[Collected data]
══════════════════════════════

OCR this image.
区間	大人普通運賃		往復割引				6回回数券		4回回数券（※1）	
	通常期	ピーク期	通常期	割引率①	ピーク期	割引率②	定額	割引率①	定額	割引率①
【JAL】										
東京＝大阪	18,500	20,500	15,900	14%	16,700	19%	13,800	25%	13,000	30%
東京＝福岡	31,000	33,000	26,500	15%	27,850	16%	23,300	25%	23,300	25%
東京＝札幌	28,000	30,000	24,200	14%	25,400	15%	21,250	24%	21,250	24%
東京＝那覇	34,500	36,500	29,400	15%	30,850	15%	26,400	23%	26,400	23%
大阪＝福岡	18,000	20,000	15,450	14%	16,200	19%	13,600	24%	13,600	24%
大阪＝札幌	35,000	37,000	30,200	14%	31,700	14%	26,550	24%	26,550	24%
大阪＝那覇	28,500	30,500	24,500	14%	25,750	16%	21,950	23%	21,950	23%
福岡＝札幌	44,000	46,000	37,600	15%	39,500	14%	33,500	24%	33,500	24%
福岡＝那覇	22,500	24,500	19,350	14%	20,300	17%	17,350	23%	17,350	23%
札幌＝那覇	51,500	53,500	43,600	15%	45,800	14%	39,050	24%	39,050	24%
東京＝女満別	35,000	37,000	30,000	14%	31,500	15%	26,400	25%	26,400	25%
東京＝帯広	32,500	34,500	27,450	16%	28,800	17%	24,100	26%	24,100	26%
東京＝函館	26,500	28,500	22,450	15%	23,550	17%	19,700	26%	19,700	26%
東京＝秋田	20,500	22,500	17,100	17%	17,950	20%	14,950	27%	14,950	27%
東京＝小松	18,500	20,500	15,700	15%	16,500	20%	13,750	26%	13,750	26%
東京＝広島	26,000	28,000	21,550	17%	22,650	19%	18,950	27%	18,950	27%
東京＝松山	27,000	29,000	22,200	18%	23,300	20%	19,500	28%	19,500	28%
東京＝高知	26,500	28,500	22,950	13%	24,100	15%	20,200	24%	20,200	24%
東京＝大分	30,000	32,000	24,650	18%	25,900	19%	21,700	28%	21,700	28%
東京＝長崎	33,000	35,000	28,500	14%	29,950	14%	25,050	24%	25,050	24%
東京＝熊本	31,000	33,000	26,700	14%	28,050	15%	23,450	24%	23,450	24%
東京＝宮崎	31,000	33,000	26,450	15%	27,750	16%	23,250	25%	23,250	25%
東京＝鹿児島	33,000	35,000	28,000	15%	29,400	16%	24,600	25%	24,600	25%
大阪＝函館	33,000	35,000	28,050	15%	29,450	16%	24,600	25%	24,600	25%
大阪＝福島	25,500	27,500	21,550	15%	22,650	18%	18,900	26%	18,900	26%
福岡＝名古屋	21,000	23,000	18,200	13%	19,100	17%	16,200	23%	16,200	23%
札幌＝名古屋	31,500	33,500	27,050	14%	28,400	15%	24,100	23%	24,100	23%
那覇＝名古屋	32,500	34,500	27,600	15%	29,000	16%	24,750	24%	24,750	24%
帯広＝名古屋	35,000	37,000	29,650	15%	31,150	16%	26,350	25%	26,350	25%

══════════════════════════════

● **GIVEN INSTRUCTION**:
The records above should all be quoted exactly, please.

● **COMPLETE ANSWER**:
OCR this image.
区間	大人普通運賃		往復割引				6回回数券		4回回数券（※1）	
	通常期	ピーク期	通常期	割引率①	ピーク期	割引率②	定額	割引率①	定額	割引率①
【JAL】										
東京＝大阪	18,500	20,500	15,900	14%	16,700	19%	13,800	25%	13,000	30%
東京＝福岡	31,000	33,000	26,500	15%	27,850	16%	23,300	25%	23,300	25%
東京＝札幌	28,000	30,000	24,200	14%	25,400	15%	21,250	24%	21,250	24%
東京＝那覇	34,500	36,500	29,400	15%	30,850	15%	26,400	23%	26,400	23%
大阪＝福岡	18,000	20,000	15,450	14%	16,200	19%	13,600	24%	13,600	24%
大阪＝札幌	35,000	37,000	30,200	14%	31,700	14%	26,550	24%	26,550	24%
大阪＝那覇	28,500	30,500	24,500	14%	25,750	16%	21,950	23%	21,950	23%
福岡＝札幌	44,000	46,000	37,600	15%	39,500	14%	33,500	24%	33,500	24%
福岡＝那覇	22,500	24,500	19,350	14%	20,300	17%	17,350	23%	17,350	23%
札幌＝那覇	51,500	53,500	43,600	15%	45,800	14%	39,050	24%	39,050	24%
東京＝女満別	35,000	37,000	30,000	14%	31,500	15%	26,400	25%	26,400	25%
東京＝帯広	32,500	34,500	27,450	16%	28,800	17%	24,100	26%	24,100	26%
東京＝函館	26,500	28,500	22,450	15%	23,550	17%	19,700	26%	19,700	26%
東京＝秋田	20,500	22,500	17,100	17%	17,950	20%	14,950	27%	14,950	27%
東京＝小松	18,500	20,500	15,700	15%	16,500	20%	13,750	26%	13,750	26%
東京＝広島	26,000	28,000	21,550	17%	22,650	19%	18,950	27%	18,950	27%
東京＝松山	27,000	29,000	22,200	18%	23,300	20%	19,500	28%	19,500	28%
東京＝高知	26,500	28,500	22,950	13%	24,100	15%	20,200	24%	20,200	24%
東京＝大分	30,000	32,000	24,650	18%	25,900	19%	21,700	28%	21,700	28%
東京＝長崎	33,000	35,000	28,500	14%	29,950	14%	25,050	24%	25,050	24%
東京＝熊本	31,000	33,000	26,700	14%	28,050	15%	23,450	24%	23,450	24%
東京＝宮崎	31,000	33,000	26,450	15%	27,750	16%	23,250	25%	23,250	25%
東京＝鹿児島	33,000	35,000	28,000	15%	29,400	16%	24,600	25%	24,600	25%
大阪＝函館	33,000	35,000	28,050	15%	29,450	16%	24,600	25%	24,600	25%
大阪＝福島	25,500	27,500	21,550	15%	22,650	18%	18,900	26%	18,900	26%
福岡＝名古屋	21,000	23,000	18,200	13%	19,100	17%	16,200	23%	16,200	23%
札幌＝名古屋	31,500	33,500	27,050	14%	28,400	15%	24,100	23%	24,100	23%
那覇＝名古屋	32,500	34,500	27,600	15%	29,000	16%	24,750	24%	24,750	24%
帯広＝名古屋	35,000	37,000	29,650	15%	31,150	16%	26,350	25%	26,350	25%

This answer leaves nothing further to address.